• **Aim of the task**: Identify all lines of the data containing the string "Moderate" and copy them.

• **Figure content listings**:
+ + + +
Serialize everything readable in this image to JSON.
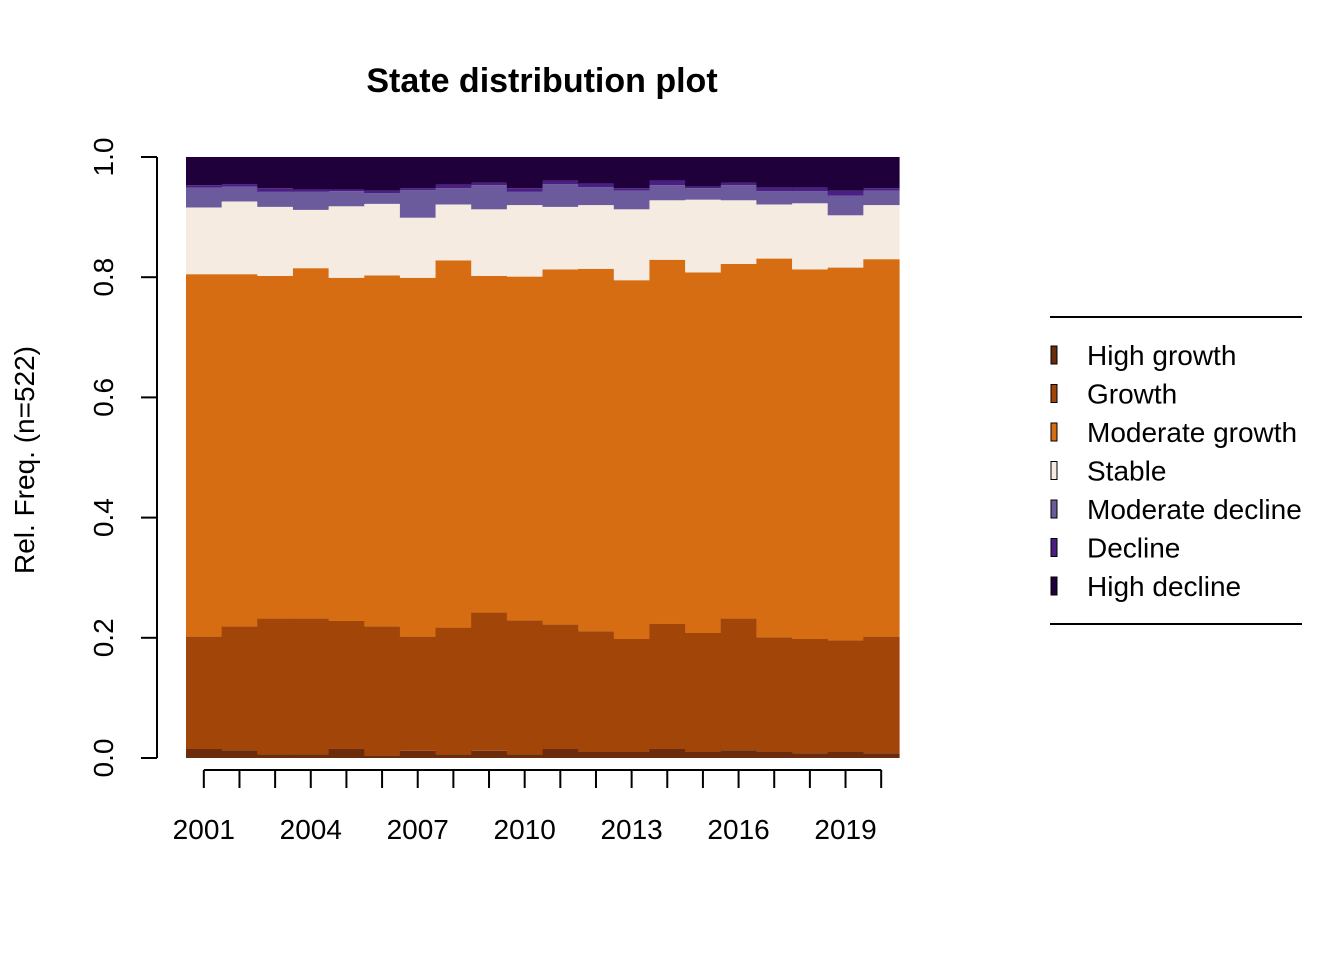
{
  "chart_data": {
    "type": "area",
    "title": "State distribution plot",
    "xlabel": "",
    "ylabel": "Rel. Freq. (n=522)",
    "ylim": [
      0,
      1
    ],
    "x_tick_labels": [
      "2001",
      "2004",
      "2007",
      "2010",
      "2013",
      "2016",
      "2019"
    ],
    "y_tick_labels": [
      "0.0",
      "0.2",
      "0.4",
      "0.6",
      "0.8",
      "1.0"
    ],
    "legend_position": "right",
    "x": [
      2001,
      2002,
      2003,
      2004,
      2005,
      2006,
      2007,
      2008,
      2009,
      2010,
      2011,
      2012,
      2013,
      2014,
      2015,
      2016,
      2017,
      2018,
      2019,
      2020
    ],
    "series": [
      {
        "name": "High growth",
        "color": "#6B2C0C",
        "values": [
          0.015,
          0.013,
          0.006,
          0.006,
          0.015,
          0.004,
          0.012,
          0.006,
          0.012,
          0.006,
          0.015,
          0.01,
          0.01,
          0.015,
          0.01,
          0.013,
          0.01,
          0.008,
          0.01,
          0.008
        ]
      },
      {
        "name": "Growth",
        "color": "#A24509",
        "values": [
          0.187,
          0.206,
          0.226,
          0.226,
          0.213,
          0.215,
          0.19,
          0.211,
          0.23,
          0.223,
          0.207,
          0.201,
          0.188,
          0.208,
          0.198,
          0.219,
          0.191,
          0.19,
          0.186,
          0.194
        ]
      },
      {
        "name": "Moderate growth",
        "color": "#D66D12",
        "values": [
          0.603,
          0.586,
          0.57,
          0.583,
          0.571,
          0.584,
          0.597,
          0.611,
          0.56,
          0.572,
          0.591,
          0.603,
          0.597,
          0.606,
          0.6,
          0.59,
          0.63,
          0.615,
          0.62,
          0.628
        ]
      },
      {
        "name": "Stable",
        "color": "#F6EBE1",
        "values": [
          0.111,
          0.121,
          0.115,
          0.097,
          0.119,
          0.119,
          0.1,
          0.093,
          0.111,
          0.119,
          0.104,
          0.106,
          0.118,
          0.099,
          0.121,
          0.106,
          0.09,
          0.11,
          0.087,
          0.09
        ]
      },
      {
        "name": "Moderate decline",
        "color": "#6B5B9C",
        "values": [
          0.033,
          0.025,
          0.025,
          0.03,
          0.025,
          0.018,
          0.046,
          0.027,
          0.04,
          0.022,
          0.038,
          0.03,
          0.031,
          0.025,
          0.019,
          0.025,
          0.022,
          0.02,
          0.033,
          0.024
        ]
      },
      {
        "name": "Decline",
        "color": "#4B1E86",
        "values": [
          0.004,
          0.004,
          0.006,
          0.004,
          0.003,
          0.004,
          0.003,
          0.006,
          0.004,
          0.006,
          0.006,
          0.006,
          0.004,
          0.008,
          0.003,
          0.004,
          0.006,
          0.006,
          0.008,
          0.004
        ]
      },
      {
        "name": "High decline",
        "color": "#1F003A",
        "values": [
          0.047,
          0.045,
          0.052,
          0.054,
          0.054,
          0.056,
          0.052,
          0.046,
          0.043,
          0.052,
          0.039,
          0.044,
          0.052,
          0.039,
          0.049,
          0.043,
          0.051,
          0.051,
          0.056,
          0.052
        ]
      }
    ]
  }
}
+ + + +
• **The response**:
        "name": "Moderate growth",
        "name": "Moderate decline",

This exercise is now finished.